(Stored items)
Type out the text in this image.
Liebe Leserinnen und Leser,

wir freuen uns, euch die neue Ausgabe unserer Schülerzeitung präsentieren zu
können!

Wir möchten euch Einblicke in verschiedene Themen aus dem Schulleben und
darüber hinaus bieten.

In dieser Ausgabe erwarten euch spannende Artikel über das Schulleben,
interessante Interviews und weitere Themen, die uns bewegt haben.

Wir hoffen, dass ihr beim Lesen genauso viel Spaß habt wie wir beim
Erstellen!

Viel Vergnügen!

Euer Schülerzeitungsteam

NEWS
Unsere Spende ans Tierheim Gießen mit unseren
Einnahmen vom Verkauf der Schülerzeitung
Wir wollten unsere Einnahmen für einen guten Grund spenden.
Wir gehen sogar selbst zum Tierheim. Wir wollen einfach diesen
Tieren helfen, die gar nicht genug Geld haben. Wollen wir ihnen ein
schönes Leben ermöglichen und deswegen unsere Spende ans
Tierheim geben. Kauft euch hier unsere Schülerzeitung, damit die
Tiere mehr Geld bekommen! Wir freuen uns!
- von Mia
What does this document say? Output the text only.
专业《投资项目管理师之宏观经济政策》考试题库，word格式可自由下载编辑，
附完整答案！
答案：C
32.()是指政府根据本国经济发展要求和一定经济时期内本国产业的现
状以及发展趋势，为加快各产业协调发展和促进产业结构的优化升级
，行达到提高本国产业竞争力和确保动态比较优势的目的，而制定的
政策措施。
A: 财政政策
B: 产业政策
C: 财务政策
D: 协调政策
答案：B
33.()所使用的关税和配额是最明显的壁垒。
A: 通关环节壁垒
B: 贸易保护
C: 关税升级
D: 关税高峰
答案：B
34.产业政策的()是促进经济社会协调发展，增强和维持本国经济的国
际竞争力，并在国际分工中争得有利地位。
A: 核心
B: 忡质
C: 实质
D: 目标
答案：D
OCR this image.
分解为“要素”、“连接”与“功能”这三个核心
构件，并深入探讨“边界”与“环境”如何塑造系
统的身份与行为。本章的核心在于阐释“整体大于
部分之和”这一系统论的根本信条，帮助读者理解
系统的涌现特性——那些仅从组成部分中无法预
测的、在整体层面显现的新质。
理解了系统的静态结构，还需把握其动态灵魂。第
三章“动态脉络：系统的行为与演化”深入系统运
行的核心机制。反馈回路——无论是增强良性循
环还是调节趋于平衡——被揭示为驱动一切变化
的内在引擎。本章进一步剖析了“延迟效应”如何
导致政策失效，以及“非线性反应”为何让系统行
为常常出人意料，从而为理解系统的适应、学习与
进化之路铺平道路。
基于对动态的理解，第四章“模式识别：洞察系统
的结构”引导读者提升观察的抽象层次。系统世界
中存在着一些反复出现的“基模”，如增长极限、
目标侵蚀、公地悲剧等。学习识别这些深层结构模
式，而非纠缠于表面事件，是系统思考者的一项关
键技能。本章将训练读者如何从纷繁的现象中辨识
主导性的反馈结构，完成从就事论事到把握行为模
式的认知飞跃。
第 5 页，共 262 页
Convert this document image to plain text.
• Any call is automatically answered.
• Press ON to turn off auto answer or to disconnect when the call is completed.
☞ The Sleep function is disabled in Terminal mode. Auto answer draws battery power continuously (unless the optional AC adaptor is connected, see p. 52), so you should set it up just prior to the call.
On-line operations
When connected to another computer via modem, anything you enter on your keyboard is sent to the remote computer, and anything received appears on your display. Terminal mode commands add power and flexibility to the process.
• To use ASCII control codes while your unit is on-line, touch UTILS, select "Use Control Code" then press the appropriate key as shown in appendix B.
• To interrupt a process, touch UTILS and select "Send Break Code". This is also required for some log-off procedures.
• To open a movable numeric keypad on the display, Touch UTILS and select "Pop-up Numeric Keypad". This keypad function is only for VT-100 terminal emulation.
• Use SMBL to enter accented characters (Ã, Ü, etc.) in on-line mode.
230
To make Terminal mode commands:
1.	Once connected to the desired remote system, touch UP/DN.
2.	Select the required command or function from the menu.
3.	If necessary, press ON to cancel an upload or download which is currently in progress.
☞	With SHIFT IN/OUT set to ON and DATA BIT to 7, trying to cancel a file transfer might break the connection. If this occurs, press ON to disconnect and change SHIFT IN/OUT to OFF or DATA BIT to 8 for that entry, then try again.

§ **Exercise details**
Pull out all lines in the data above that include "enter".

§ **The solution**
When connected to another computer via modem, anything you enter on your keyboard is sent to the remote computer, and anything received appears on your display. Terminal mode commands add power and flexibility to the process.
• Use SMBL to enter accented characters (Ã, Ü, etc.) in on-line mode.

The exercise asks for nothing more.